WRITTEN INSTRUCTION
Beginning at the line with "Output a JSON", output each line to the end of the listing below exactly, please.

* * * * *

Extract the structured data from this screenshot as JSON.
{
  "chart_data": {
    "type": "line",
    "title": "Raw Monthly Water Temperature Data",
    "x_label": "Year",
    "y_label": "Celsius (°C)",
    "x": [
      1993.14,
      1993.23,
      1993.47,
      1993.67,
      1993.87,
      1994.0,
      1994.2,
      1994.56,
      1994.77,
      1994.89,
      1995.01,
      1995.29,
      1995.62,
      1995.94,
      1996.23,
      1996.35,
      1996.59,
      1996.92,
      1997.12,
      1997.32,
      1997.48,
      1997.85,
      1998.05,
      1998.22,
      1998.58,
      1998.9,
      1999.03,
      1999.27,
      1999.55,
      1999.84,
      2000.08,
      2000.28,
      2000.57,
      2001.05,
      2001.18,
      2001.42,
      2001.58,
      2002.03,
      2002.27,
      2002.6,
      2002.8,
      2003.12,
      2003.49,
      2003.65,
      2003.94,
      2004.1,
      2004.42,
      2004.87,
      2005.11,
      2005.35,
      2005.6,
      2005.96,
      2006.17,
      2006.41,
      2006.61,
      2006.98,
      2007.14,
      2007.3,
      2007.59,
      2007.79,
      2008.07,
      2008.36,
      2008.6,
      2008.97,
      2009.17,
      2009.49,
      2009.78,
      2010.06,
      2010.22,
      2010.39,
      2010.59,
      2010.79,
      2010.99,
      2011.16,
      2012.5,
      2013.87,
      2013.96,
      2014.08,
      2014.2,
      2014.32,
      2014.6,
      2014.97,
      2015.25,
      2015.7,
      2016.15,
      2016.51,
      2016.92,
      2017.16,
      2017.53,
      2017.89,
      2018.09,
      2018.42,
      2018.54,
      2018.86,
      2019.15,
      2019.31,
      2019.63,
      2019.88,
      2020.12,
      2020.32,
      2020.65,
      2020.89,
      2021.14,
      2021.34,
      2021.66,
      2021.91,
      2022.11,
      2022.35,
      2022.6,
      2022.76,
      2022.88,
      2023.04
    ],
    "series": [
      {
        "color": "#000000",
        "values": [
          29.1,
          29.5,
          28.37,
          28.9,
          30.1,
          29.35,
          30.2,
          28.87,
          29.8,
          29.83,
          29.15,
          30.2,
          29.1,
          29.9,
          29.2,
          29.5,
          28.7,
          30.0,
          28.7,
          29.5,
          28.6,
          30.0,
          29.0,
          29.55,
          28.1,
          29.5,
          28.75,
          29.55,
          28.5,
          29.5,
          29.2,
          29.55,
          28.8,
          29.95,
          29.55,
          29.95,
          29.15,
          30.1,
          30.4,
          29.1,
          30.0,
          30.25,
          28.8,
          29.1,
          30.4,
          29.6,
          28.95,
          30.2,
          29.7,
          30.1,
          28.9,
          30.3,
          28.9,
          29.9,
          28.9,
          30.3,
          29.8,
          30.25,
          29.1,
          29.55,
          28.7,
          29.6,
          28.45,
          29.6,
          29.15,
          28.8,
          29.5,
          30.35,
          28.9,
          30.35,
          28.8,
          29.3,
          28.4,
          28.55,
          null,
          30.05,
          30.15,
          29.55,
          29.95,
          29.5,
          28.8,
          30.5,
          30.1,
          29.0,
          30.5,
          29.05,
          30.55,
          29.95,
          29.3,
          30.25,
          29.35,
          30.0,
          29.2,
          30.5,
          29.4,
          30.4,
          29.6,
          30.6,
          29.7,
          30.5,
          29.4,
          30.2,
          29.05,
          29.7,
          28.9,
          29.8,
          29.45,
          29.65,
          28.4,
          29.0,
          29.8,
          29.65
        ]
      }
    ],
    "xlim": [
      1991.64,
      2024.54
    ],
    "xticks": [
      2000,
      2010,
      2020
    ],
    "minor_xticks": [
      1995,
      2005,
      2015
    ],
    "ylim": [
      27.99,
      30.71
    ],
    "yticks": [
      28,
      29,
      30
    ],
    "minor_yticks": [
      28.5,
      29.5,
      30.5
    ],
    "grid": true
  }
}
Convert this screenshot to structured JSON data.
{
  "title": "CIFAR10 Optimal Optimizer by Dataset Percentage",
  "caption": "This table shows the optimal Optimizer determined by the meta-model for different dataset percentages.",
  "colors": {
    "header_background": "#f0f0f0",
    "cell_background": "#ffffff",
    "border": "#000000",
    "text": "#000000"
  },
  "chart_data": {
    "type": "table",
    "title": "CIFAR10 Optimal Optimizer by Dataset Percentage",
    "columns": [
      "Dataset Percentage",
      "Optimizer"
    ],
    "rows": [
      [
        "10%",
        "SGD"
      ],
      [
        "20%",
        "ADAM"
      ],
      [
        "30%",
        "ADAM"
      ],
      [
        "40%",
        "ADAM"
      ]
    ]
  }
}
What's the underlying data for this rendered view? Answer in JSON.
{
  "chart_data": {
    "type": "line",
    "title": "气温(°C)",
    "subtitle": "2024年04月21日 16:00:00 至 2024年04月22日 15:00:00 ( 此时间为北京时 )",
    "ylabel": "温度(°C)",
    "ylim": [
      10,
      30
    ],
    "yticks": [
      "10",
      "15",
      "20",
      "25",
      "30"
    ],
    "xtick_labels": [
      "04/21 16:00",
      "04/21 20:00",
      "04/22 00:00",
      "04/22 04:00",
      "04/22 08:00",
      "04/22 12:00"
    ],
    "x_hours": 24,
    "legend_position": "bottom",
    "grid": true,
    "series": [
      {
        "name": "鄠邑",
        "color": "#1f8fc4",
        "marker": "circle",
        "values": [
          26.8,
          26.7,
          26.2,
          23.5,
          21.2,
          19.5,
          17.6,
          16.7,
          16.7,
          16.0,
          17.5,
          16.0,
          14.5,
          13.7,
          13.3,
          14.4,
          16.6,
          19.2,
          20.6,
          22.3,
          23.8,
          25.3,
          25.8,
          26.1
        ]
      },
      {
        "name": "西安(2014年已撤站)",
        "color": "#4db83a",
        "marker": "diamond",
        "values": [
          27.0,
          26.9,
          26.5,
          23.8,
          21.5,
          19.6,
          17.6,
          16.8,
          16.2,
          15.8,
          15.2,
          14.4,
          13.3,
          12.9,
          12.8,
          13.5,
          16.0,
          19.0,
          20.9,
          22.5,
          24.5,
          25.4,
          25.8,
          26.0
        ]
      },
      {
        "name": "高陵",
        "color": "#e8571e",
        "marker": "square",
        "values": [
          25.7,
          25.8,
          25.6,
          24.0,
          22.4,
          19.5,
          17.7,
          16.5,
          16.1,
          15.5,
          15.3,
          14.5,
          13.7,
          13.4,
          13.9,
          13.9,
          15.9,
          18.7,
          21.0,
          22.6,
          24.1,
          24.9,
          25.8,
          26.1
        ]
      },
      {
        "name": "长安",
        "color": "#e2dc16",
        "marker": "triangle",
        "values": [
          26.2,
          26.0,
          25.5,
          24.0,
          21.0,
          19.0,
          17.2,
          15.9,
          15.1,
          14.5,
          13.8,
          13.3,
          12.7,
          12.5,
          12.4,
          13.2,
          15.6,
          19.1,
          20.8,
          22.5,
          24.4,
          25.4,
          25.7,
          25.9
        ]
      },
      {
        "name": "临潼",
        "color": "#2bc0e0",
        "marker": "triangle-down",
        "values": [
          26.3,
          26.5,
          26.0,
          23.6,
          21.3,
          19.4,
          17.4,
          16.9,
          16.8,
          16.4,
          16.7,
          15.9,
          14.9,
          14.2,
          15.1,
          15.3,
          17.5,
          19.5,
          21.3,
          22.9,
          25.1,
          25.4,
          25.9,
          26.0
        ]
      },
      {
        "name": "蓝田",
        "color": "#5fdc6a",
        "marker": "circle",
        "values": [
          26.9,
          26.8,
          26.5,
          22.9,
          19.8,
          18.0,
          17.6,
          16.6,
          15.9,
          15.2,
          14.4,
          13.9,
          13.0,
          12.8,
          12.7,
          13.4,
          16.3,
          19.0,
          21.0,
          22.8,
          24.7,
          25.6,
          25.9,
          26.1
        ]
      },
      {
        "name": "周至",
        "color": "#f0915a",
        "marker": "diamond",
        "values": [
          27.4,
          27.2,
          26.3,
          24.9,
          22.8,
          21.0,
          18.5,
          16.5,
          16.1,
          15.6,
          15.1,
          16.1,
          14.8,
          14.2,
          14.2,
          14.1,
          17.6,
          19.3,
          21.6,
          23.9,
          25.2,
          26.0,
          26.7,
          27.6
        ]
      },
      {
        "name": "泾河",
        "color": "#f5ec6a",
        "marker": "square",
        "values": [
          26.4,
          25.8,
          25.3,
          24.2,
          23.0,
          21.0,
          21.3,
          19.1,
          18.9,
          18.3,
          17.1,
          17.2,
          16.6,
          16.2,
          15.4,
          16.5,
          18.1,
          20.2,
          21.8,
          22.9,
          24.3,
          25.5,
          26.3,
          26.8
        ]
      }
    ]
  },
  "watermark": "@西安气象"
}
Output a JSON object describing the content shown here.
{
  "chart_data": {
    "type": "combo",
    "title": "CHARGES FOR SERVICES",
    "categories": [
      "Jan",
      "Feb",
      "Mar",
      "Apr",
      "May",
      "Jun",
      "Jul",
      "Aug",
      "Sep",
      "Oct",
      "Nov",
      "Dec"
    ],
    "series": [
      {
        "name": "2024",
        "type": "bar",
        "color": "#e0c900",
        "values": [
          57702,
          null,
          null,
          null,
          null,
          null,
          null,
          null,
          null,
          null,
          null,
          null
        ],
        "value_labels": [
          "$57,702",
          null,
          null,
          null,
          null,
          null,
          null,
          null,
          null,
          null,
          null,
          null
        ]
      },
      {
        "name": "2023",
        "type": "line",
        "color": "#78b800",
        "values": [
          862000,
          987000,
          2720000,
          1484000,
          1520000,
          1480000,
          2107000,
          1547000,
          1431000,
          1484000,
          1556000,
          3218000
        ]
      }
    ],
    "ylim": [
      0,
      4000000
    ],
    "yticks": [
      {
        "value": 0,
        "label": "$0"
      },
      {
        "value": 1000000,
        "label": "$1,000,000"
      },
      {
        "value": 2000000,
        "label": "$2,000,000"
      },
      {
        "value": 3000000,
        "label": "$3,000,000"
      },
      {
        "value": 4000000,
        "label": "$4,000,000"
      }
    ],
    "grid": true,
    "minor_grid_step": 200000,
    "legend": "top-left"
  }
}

* * * * *

THE RESPONSE
Output a JSON object describing the content shown here.
{
  "chart_data": {
    "type": "combo",
    "title": "CHARGES FOR SERVICES",
    "categories": [
      "Jan",
      "Feb",
      "Mar",
      "Apr",
      "May",
      "Jun",
      "Jul",
      "Aug",
      "Sep",
      "Oct",
      "Nov",
      "Dec"
    ],
    "series": [
      {
        "name": "2024",
        "type": "bar",
        "color": "#e0c900",
        "values": [
          57702,
          null,
          null,
          null,
          null,
          null,
          null,
          null,
          null,
          null,
          null,
          null
        ],
        "value_labels": [
          "$57,702",
          null,
          null,
          null,
          null,
          null,
          null,
          null,
          null,
          null,
          null,
          null
        ]
      },
      {
        "name": "2023",
        "type": "line",
        "color": "#78b800",
        "values": [
          862000,
          987000,
          2720000,
          1484000,
          1520000,
          1480000,
          2107000,
          1547000,
          1431000,
          1484000,
          1556000,
          3218000
        ]
      }
    ],
    "ylim": [
      0,
      4000000
    ],
    "yticks": [
      {
        "value": 0,
        "label": "$0"
      },
      {
        "value": 1000000,
        "label": "$1,000,000"
      },
      {
        "value": 2000000,
        "label": "$2,000,000"
      },
      {
        "value": 3000000,
        "label": "$3,000,000"
      },
      {
        "value": 4000000,
        "label": "$4,000,000"
      }
    ],
    "grid": true,
    "minor_grid_step": 200000,
    "legend": "top-left"
  }
}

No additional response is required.